简短任务
将下方记录中从含有“chevron-right-icon[interactable] — [365, 1326, 415, 1376]”的一行起、至含有“previous-tab-preview[interactable] — [189, 1230, 222, 1304]”的一行止的各行逐字重新录入，首尾两行均包括在内。

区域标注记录

———

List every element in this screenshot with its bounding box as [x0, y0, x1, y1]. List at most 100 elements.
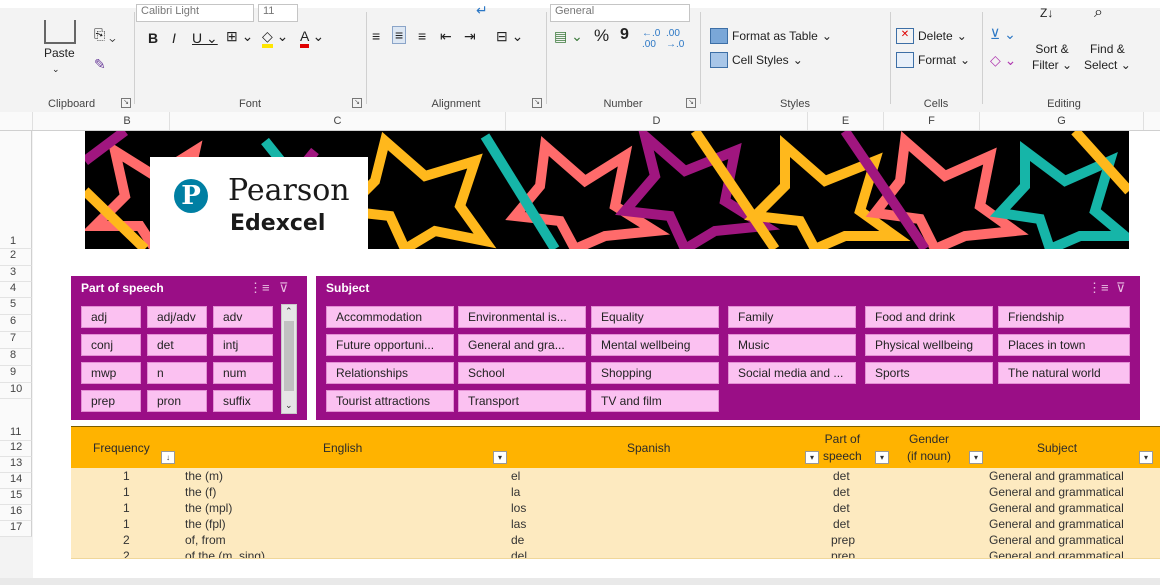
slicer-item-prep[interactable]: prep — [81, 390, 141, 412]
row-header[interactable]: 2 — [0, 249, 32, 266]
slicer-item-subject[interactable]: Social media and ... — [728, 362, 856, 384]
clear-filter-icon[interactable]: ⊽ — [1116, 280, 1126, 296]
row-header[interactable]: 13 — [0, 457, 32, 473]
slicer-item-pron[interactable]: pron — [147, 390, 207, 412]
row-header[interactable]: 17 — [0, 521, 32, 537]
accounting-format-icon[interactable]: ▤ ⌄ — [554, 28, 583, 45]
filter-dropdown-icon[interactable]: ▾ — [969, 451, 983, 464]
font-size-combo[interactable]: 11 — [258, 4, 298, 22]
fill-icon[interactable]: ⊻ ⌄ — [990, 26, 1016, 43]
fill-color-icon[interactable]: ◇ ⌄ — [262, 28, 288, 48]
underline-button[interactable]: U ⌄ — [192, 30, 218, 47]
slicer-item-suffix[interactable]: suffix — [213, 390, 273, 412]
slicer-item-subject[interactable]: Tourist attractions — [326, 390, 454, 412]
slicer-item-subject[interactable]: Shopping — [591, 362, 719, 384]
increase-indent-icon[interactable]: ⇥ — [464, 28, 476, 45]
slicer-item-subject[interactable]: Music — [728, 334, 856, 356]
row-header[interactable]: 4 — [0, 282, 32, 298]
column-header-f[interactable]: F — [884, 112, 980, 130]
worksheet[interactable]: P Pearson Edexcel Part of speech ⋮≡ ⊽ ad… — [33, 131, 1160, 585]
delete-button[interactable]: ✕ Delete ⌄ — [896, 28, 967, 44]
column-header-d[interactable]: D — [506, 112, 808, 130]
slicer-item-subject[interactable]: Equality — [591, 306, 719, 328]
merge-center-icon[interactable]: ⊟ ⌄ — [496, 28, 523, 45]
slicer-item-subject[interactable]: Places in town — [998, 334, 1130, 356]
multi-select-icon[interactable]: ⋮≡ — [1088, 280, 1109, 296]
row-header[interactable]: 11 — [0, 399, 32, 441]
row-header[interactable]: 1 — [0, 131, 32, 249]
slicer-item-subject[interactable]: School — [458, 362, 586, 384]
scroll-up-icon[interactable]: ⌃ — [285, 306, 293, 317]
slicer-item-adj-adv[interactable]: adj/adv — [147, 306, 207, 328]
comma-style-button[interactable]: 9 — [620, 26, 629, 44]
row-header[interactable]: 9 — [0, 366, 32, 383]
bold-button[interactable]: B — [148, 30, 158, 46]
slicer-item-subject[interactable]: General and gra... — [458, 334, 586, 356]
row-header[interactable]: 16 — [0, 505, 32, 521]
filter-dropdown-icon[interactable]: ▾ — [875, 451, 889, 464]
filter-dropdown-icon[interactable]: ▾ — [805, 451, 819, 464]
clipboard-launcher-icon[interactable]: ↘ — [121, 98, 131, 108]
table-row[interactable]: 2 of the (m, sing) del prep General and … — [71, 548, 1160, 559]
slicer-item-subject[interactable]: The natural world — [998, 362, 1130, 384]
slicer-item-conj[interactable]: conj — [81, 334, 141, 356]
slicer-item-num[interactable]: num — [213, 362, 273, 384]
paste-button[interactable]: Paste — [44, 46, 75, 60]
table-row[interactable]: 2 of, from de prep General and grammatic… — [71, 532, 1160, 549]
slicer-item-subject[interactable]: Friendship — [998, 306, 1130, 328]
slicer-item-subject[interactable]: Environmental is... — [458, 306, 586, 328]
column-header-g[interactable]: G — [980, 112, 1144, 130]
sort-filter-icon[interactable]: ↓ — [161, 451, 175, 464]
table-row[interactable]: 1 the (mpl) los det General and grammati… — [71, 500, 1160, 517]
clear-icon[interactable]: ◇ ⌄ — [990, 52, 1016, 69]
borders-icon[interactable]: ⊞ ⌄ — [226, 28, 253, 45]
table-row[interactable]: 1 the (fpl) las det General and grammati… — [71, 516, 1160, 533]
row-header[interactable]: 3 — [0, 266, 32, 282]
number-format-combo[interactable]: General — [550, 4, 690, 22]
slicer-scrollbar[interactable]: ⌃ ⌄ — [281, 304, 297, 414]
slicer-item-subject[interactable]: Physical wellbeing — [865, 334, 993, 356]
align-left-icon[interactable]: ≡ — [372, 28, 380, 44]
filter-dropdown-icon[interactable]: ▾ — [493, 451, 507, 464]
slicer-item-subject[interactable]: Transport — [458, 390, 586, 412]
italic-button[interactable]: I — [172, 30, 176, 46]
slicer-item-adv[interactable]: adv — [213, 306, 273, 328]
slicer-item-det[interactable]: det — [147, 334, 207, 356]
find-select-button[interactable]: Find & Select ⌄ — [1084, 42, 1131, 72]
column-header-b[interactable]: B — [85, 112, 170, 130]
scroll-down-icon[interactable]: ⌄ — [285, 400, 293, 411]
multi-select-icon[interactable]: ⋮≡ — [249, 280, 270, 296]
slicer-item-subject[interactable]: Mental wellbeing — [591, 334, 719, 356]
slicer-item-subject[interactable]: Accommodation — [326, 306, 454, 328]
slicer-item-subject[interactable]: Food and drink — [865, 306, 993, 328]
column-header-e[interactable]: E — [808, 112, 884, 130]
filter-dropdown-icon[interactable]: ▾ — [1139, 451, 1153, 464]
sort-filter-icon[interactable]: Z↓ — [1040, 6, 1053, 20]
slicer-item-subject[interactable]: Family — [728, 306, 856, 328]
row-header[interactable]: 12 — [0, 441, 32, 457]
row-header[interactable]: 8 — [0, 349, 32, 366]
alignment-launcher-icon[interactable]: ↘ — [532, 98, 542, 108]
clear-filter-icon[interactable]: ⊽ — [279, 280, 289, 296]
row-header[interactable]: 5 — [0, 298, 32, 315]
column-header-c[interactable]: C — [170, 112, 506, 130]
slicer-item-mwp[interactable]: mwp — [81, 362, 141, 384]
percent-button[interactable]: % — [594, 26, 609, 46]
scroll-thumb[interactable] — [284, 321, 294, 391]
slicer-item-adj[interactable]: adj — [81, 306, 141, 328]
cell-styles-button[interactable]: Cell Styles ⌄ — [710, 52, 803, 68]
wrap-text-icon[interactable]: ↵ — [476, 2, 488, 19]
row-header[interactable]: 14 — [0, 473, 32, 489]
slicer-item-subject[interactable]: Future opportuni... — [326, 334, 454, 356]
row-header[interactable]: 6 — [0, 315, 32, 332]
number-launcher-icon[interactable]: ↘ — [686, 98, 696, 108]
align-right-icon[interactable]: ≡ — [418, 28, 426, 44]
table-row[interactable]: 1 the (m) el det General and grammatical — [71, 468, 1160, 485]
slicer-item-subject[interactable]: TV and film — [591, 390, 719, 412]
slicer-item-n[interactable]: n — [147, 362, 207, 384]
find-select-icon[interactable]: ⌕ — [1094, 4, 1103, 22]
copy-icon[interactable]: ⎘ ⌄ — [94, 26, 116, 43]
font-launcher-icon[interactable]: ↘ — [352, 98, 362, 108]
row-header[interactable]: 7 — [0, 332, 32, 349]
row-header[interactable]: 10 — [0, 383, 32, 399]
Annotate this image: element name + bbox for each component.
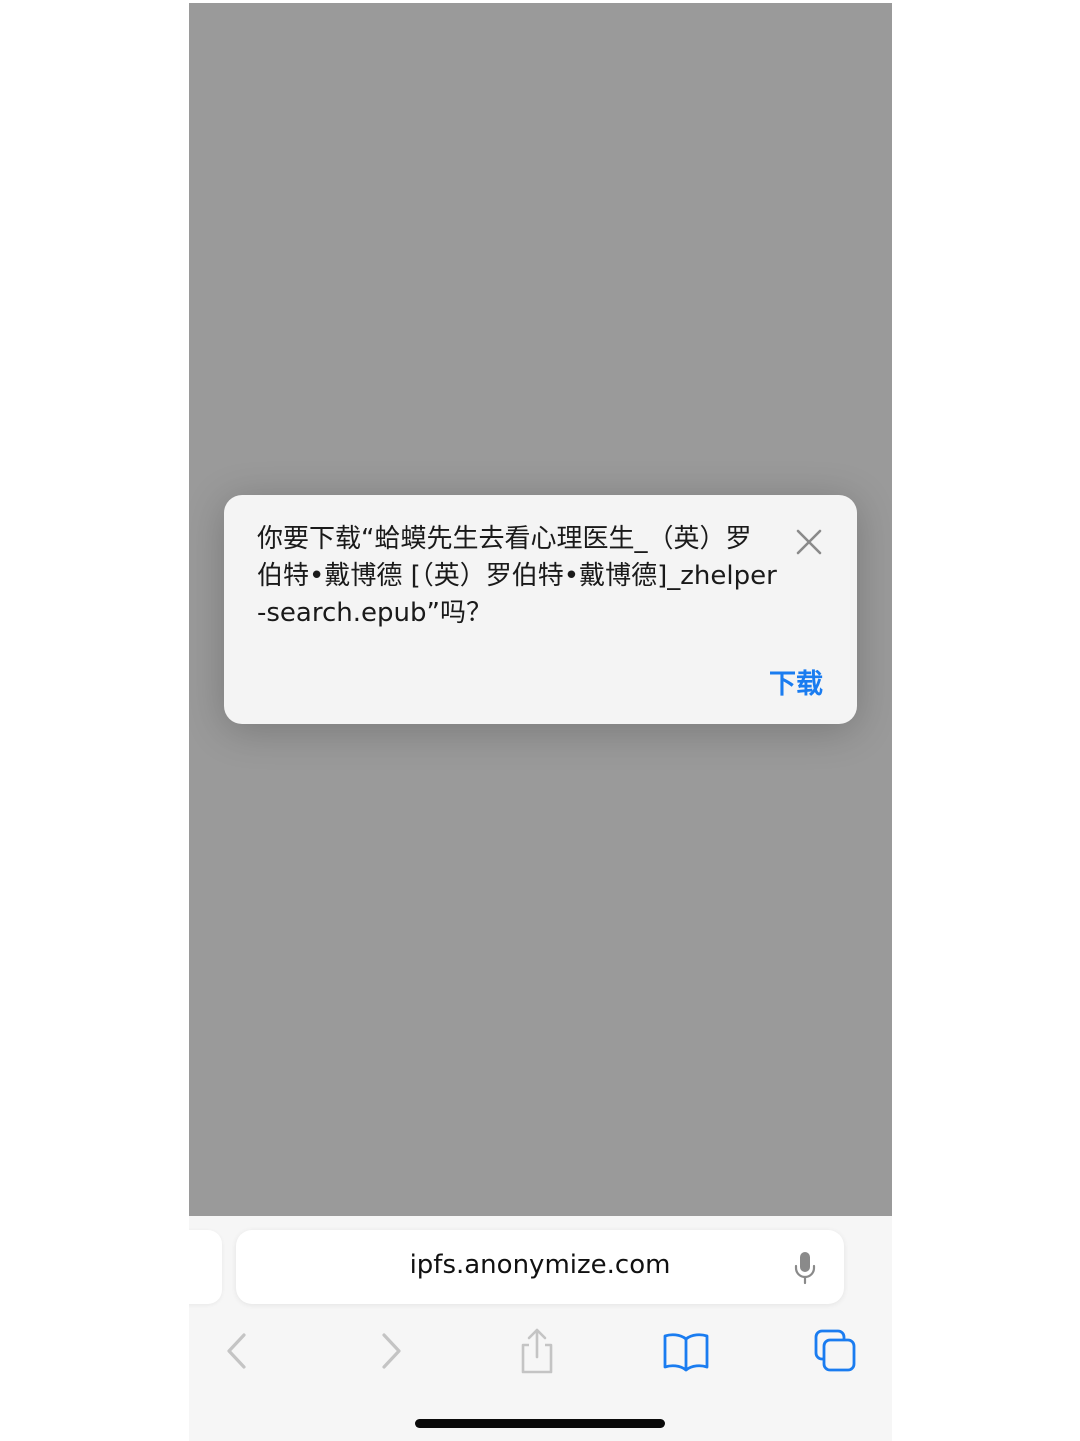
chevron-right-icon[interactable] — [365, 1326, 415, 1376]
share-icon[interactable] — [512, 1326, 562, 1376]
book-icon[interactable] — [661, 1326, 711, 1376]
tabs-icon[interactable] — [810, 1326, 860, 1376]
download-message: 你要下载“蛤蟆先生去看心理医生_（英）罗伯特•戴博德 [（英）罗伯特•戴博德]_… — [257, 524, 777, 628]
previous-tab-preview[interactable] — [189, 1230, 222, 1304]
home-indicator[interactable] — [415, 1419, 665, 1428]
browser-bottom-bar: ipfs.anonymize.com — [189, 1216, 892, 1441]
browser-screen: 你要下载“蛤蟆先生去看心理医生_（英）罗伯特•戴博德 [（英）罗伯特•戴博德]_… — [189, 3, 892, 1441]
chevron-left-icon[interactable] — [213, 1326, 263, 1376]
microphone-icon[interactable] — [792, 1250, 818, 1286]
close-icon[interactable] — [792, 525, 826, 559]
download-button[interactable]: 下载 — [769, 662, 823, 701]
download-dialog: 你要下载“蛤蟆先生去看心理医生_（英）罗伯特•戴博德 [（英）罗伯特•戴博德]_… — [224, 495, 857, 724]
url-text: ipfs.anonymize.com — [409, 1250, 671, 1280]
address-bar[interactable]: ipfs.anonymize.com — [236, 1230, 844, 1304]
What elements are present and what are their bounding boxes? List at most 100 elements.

———

回答
chevron-right-icon[interactable] — [365, 1326, 415, 1376]
share-icon[interactable] — [512, 1326, 562, 1376]
book-icon[interactable] — [661, 1326, 711, 1376]
tabs-icon[interactable] — [810, 1326, 860, 1376]
download-message: 你要下载“蛤蟆先生去看心理医生_（英）罗伯特•戴博德 [（英）罗伯特•戴博德]_… — [257, 524, 777, 628]
previous-tab-preview[interactable] — [189, 1230, 222, 1304]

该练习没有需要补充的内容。